- 課題 A -
抜粋した文章によると、タケ小山はどこで生まれ育ちましたか。

- 抜粋した文章 -
運命を変えた岡本綾子と夫の存在<表純子の半生>
「僕の人生は運がいい」 タケ小山が“自称”世界No.1の解説者になるまで
【前編】タケ小山 屋根裏プロゴルファーのやんちゃな幼少期/前代未聞の渡米/年間50試合をこなす解説者に
テレビ番組の解説やラジオのDJなど、あらゆるメディアを通してゴルフの魅力を伝えているタケ小山(58)。プロゴルファーとは思えない軽快な語り口と、海外で培った豊富な知識に基づくコメントに酔うゴルフファンは多い。そんな彼が、なぜプロを目指し、解説者の道に進んだのか――。八王子で生まれ育ち、単身フロリダに飛んでからの18年間を振り返る。
親の呼び出し常習犯だったやんちゃな幼少期
―幼少期はどんなお子さんでした?
「幼稚園の頃から高校時代まで、常に先生に親が呼び出される問題児でした(笑)。幼稚園では先生にちょっかいを出して注意を受けたり、小学校では『お前もう帰っていいぞ』という先生の言葉を真に受けて、帰宅したら余計に怒られたり。高校では八王子という土地柄か、やんちゃな行為も…。そんな私のことで、母はいつも頭を抱えていたと思います」
―ゴルフを始めたきっかけは?

- 空間レイアウトの項目 -
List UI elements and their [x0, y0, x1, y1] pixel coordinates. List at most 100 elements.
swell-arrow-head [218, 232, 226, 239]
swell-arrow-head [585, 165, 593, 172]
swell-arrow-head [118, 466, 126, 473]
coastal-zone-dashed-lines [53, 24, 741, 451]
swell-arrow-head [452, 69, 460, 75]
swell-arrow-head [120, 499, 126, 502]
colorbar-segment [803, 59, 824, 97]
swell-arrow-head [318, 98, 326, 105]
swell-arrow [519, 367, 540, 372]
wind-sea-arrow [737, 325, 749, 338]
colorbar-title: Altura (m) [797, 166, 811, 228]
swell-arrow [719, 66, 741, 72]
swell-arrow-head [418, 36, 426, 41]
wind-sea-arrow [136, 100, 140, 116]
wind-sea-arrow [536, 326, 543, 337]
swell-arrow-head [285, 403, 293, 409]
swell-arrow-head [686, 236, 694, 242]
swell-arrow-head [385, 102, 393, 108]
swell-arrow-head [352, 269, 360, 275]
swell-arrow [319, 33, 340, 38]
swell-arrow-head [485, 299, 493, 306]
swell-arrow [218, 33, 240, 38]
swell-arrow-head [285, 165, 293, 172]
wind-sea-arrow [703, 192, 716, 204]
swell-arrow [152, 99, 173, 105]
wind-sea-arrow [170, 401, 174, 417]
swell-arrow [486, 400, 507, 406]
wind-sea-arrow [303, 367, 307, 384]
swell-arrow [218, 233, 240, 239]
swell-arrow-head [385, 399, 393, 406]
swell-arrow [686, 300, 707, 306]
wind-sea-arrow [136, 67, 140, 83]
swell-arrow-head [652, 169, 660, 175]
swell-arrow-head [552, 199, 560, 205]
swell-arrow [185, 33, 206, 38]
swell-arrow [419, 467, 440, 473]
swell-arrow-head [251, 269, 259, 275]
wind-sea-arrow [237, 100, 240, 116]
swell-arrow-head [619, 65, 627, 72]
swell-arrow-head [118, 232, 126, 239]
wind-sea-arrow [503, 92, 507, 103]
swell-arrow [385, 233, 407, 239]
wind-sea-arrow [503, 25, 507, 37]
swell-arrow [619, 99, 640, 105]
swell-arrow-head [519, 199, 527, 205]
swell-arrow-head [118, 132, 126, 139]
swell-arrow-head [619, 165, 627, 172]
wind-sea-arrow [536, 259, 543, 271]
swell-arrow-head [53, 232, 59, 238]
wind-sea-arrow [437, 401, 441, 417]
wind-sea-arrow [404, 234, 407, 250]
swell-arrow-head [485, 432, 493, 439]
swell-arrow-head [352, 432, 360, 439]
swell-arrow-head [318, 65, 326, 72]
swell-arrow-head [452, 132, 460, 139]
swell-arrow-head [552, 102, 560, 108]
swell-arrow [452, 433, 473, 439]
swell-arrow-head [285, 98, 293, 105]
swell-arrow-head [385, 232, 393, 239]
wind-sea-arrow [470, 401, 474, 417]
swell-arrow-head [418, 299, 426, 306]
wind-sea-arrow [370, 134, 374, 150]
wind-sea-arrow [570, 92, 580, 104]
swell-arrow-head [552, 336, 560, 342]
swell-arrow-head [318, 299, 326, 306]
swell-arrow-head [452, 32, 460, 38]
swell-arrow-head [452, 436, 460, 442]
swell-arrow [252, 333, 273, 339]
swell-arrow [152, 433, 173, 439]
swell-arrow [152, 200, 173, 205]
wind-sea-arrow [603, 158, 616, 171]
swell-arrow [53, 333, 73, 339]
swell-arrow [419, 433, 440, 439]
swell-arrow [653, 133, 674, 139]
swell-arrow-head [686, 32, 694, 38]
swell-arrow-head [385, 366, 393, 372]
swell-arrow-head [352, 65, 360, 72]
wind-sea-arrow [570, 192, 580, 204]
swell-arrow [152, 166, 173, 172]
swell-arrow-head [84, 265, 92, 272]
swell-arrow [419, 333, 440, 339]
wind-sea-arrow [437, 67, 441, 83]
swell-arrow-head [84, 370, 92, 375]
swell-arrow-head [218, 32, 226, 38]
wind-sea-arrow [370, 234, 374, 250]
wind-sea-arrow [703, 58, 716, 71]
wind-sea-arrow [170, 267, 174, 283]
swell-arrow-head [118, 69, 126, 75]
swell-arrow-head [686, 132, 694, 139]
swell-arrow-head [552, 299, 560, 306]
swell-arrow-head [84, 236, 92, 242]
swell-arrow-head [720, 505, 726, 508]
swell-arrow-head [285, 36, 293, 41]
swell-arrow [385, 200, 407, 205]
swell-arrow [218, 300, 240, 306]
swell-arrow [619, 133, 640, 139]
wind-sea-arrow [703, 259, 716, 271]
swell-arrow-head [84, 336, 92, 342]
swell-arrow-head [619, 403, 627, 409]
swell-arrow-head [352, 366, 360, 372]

- 課題 B -
記録の最初の行から「wind-sea-arrow [536, 259, 543, 271]」を含む行まで、その行も入れてすべての行をJSONの文字列リストに書き直してください。1行を1つの文字列にし、空行は入れないでください。

- 解答 A -
八王子です。

- 解答 B -
[
  "List UI elements and their [x0, y0, x1, y1] pixel coordinates. List at most 100 elements.",
  "swell-arrow-head [218, 232, 226, 239]",
  "swell-arrow-head [585, 165, 593, 172]",
  "swell-arrow-head [118, 466, 126, 473]",
  "coastal-zone-dashed-lines [53, 24, 741, 451]",
  "swell-arrow-head [452, 69, 460, 75]",
  "swell-arrow-head [120, 499, 126, 502]",
  "colorbar-segment [803, 59, 824, 97]",
  "swell-arrow-head [318, 98, 326, 105]",
  "swell-arrow [519, 367, 540, 372]",
  "wind-sea-arrow [737, 325, 749, 338]",
  "colorbar-title: Altura (m) [797, 166, 811, 228]",
  "swell-arrow [719, 66, 741, 72]",
  "swell-arrow-head [418, 36, 426, 41]",
  "wind-sea-arrow [136, 100, 140, 116]",
  "wind-sea-arrow [536, 326, 543, 337]",
  "swell-arrow-head [285, 403, 293, 409]",
  "swell-arrow-head [686, 236, 694, 242]",
  "swell-arrow-head [385, 102, 393, 108]",
  "swell-arrow-head [352, 269, 360, 275]",
  "swell-arrow [319, 33, 340, 38]",
  "swell-arrow-head [485, 299, 493, 306]",
  "swell-arrow [218, 33, 240, 38]",
  "swell-arrow-head [285, 165, 293, 172]",
  "wind-sea-arrow [703, 192, 716, 204]",
  "swell-arrow [152, 99, 173, 105]",
  "wind-sea-arrow [170, 401, 174, 417]",
  "swell-arrow [486, 400, 507, 406]",
  "wind-sea-arrow [303, 367, 307, 384]",
  "swell-arrow [218, 233, 240, 239]",
  "swell-arrow-head [385, 399, 393, 406]",
  "swell-arrow [686, 300, 707, 306]",
  "wind-sea-arrow [136, 67, 140, 83]",
  "swell-arrow-head [652, 169, 660, 175]",
  "swell-arrow-head [552, 199, 560, 205]",
  "swell-arrow [185, 33, 206, 38]",
  "swell-arrow [419, 467, 440, 473]",
  "swell-arrow-head [251, 269, 259, 275]",
  "wind-sea-arrow [237, 100, 240, 116]",
  "swell-arrow-head [619, 65, 627, 72]",
  "swell-arrow-head [118, 232, 126, 239]",
  "wind-sea-arrow [503, 92, 507, 103]",
  "swell-arrow [385, 233, 407, 239]",
  "wind-sea-arrow [503, 25, 507, 37]",
  "swell-arrow [619, 99, 640, 105]",
  "swell-arrow-head [519, 199, 527, 205]",
  "swell-arrow-head [118, 132, 126, 139]",
  "swell-arrow-head [619, 165, 627, 172]",
  "wind-sea-arrow [536, 259, 543, 271]"
]